**Instructions to follow:**
Copy out, unchanged, the lines of the material below, starting at the line containing "Localize each UI" and ending at the line containing "- browse-button[interactable]: Browse...: [402, 233, 424, 242]", with both of those lines included.
============
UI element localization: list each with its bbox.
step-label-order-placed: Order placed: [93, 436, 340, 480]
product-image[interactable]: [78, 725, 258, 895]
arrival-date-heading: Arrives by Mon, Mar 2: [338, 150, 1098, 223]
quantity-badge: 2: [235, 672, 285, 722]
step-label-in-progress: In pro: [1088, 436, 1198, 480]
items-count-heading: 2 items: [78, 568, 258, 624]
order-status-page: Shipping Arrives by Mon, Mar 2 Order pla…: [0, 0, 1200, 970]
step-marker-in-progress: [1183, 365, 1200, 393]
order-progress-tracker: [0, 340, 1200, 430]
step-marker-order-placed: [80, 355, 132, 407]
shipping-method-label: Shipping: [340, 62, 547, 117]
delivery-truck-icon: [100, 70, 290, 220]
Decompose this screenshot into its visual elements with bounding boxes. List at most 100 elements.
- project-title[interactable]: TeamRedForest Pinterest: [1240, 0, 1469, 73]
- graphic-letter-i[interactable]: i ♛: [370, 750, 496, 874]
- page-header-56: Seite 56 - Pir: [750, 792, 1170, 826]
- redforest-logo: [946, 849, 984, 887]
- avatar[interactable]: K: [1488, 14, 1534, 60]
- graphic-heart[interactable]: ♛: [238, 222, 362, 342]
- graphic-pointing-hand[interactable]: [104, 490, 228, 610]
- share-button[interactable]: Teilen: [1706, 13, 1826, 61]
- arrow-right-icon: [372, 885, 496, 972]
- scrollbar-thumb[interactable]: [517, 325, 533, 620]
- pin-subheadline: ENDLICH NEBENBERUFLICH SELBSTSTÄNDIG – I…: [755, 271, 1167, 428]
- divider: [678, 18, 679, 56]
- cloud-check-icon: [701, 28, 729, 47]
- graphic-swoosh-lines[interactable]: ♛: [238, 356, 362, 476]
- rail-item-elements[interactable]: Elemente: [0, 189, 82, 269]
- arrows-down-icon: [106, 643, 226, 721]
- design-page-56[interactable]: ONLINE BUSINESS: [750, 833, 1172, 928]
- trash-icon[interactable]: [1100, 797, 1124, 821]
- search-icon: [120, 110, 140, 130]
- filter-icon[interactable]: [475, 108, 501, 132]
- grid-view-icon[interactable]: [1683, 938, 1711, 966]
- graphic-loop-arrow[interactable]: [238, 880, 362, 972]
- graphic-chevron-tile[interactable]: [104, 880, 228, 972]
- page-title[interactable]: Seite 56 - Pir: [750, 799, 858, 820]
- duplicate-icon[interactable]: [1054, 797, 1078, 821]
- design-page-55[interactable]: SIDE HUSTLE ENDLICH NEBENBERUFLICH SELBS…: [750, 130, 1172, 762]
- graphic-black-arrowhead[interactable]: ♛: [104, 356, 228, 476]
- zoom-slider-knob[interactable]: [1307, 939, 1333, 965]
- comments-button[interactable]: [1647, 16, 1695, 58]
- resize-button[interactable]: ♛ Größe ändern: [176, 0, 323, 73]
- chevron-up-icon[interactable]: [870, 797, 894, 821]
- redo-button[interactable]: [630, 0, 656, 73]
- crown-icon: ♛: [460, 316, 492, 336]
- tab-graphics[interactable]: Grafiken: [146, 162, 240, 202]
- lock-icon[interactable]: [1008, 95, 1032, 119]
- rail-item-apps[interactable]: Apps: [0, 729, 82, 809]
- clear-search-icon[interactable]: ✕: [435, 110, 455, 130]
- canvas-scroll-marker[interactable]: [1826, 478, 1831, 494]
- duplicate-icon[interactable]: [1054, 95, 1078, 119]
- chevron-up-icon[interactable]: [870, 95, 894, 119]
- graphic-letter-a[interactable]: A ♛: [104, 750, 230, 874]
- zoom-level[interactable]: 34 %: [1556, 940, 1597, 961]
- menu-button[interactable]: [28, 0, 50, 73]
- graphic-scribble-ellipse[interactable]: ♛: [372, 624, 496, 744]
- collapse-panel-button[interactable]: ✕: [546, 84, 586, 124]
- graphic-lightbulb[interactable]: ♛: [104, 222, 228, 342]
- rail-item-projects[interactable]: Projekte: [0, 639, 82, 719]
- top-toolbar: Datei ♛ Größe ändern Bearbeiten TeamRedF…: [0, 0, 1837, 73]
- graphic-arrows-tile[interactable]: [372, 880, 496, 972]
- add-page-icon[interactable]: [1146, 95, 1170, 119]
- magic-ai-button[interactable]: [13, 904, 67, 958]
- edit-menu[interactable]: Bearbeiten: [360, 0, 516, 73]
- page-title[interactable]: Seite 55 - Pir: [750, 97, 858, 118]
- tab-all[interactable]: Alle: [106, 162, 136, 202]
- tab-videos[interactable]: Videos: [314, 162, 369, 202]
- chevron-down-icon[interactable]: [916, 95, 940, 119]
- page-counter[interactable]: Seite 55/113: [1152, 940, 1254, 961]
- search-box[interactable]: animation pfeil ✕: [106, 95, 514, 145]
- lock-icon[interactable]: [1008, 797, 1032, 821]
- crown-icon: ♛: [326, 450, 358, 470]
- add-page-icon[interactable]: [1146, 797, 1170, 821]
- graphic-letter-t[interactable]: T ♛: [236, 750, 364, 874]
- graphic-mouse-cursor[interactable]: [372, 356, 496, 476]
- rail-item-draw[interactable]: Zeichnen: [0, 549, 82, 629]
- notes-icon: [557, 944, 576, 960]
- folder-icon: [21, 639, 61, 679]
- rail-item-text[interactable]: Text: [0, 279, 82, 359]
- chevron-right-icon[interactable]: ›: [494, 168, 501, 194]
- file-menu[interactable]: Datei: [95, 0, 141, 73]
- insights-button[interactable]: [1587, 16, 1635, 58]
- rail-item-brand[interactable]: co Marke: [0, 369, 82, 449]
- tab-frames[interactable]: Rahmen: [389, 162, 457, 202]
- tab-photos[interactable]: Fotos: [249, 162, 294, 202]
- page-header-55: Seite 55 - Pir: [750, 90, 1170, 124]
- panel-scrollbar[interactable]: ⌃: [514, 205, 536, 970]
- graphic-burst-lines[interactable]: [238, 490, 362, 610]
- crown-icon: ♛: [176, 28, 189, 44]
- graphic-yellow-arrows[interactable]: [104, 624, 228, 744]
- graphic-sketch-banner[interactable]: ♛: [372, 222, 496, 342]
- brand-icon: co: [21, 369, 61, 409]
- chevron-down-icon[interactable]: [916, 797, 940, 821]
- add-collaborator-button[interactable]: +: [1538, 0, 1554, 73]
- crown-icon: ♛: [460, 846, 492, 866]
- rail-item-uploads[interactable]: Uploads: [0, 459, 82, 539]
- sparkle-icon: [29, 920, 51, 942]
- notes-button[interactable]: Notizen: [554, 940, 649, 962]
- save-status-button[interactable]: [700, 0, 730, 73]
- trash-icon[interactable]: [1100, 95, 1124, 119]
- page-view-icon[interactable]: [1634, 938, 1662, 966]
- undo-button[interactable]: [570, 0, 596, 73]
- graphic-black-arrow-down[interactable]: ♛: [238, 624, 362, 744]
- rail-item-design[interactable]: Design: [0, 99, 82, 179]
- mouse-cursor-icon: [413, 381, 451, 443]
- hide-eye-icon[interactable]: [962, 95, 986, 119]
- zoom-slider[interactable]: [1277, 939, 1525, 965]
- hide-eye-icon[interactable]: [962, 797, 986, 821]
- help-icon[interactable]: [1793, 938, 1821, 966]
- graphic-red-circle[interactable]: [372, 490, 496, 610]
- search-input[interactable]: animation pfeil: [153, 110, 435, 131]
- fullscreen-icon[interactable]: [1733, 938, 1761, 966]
============
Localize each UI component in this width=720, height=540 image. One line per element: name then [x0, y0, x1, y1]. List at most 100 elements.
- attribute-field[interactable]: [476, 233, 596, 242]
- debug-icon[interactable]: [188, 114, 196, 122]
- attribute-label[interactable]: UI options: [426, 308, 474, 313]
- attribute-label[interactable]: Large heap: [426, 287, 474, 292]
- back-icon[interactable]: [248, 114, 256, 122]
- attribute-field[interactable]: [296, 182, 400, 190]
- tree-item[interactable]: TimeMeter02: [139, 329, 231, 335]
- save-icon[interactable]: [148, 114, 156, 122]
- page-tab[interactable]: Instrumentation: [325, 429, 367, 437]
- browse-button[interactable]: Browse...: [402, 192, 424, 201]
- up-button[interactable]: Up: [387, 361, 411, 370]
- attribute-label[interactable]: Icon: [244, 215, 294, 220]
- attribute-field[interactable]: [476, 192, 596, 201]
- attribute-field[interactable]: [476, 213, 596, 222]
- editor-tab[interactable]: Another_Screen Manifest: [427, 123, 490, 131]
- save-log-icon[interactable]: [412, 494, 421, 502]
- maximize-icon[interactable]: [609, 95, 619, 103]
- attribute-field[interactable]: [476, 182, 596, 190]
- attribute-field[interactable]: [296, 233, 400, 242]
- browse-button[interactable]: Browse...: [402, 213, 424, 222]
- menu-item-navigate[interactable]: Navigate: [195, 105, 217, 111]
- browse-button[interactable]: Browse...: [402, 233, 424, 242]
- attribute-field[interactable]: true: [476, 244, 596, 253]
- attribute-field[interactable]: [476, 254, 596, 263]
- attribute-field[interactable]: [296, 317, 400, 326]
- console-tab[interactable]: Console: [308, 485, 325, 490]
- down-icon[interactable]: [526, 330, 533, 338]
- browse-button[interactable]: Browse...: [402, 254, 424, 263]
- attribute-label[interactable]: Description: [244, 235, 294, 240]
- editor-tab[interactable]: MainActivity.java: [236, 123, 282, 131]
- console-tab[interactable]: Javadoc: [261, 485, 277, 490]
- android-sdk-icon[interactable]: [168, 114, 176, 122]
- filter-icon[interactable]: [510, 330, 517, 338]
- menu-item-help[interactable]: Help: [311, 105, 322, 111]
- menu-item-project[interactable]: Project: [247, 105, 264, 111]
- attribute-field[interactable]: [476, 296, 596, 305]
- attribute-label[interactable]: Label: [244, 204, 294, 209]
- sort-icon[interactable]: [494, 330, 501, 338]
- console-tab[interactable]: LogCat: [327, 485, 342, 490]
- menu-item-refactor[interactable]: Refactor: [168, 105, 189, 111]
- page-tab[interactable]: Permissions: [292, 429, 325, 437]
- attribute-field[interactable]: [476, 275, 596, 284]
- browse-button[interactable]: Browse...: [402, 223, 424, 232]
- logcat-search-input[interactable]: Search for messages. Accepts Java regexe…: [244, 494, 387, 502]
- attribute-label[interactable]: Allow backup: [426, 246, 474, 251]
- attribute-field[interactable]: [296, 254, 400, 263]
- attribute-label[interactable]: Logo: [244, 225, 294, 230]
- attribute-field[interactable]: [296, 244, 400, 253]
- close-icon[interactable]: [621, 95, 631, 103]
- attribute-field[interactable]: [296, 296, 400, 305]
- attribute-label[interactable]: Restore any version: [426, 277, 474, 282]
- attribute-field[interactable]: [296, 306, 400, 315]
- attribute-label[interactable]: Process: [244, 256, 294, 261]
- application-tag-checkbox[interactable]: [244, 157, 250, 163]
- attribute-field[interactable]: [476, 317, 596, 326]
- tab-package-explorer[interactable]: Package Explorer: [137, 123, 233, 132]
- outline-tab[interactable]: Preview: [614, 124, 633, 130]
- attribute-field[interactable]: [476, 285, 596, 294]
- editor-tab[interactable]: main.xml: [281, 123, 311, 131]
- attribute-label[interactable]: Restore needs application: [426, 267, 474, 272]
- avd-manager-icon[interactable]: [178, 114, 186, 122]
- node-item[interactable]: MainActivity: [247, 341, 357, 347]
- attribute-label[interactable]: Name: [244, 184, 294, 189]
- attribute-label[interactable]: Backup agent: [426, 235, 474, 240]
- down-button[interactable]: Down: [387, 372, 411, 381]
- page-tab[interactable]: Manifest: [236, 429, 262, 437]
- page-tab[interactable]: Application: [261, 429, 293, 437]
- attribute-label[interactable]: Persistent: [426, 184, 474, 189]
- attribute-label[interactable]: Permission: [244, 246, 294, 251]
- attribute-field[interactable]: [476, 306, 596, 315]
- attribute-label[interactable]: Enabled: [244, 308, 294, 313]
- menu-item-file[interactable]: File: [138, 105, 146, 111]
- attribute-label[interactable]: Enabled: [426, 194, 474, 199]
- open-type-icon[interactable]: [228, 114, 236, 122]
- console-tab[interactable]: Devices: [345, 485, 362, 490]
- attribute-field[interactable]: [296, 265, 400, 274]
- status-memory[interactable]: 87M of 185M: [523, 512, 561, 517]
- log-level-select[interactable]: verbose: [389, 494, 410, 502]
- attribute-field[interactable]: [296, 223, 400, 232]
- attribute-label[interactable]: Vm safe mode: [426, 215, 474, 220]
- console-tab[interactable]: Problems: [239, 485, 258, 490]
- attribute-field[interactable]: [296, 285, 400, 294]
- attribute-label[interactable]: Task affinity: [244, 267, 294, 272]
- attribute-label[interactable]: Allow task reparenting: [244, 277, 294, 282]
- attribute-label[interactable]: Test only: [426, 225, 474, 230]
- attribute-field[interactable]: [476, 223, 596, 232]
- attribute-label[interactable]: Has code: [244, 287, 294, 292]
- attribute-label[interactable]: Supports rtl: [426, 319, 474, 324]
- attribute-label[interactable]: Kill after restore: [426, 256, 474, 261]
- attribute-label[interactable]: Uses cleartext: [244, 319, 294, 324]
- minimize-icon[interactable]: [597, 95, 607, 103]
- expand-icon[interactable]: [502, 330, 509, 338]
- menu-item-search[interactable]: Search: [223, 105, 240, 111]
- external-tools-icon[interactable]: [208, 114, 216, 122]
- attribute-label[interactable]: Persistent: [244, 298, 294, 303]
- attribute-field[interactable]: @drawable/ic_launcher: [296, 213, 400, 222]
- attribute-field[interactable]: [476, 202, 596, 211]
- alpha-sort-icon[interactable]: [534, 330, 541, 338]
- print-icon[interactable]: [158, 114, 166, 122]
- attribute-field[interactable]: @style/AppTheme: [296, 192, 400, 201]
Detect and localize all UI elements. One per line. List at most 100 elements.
============
**Response:**
Localize each UI component in this width=720, height=540 image. One line per element: name then [x0, y0, x1, y1]. List at most 100 elements.
- attribute-field[interactable]: [476, 233, 596, 242]
- debug-icon[interactable]: [188, 114, 196, 122]
- attribute-label[interactable]: UI options: [426, 308, 474, 313]
- attribute-label[interactable]: Large heap: [426, 287, 474, 292]
- back-icon[interactable]: [248, 114, 256, 122]
- attribute-field[interactable]: [296, 182, 400, 190]
- tree-item[interactable]: TimeMeter02: [139, 329, 231, 335]
- save-icon[interactable]: [148, 114, 156, 122]
- page-tab[interactable]: Instrumentation: [325, 429, 367, 437]
- browse-button[interactable]: Browse...: [402, 192, 424, 201]
- up-button[interactable]: Up: [387, 361, 411, 370]
- attribute-label[interactable]: Icon: [244, 215, 294, 220]
- attribute-field[interactable]: [476, 192, 596, 201]
- attribute-field[interactable]: [476, 213, 596, 222]
- editor-tab[interactable]: Another_Screen Manifest: [427, 123, 490, 131]
- save-log-icon[interactable]: [412, 494, 421, 502]
- maximize-icon[interactable]: [609, 95, 619, 103]
- attribute-field[interactable]: [476, 182, 596, 190]
- attribute-field[interactable]: [296, 233, 400, 242]
- browse-button[interactable]: Browse...: [402, 213, 424, 222]
- menu-item-navigate[interactable]: Navigate: [195, 105, 217, 111]
- browse-button[interactable]: Browse...: [402, 233, 424, 242]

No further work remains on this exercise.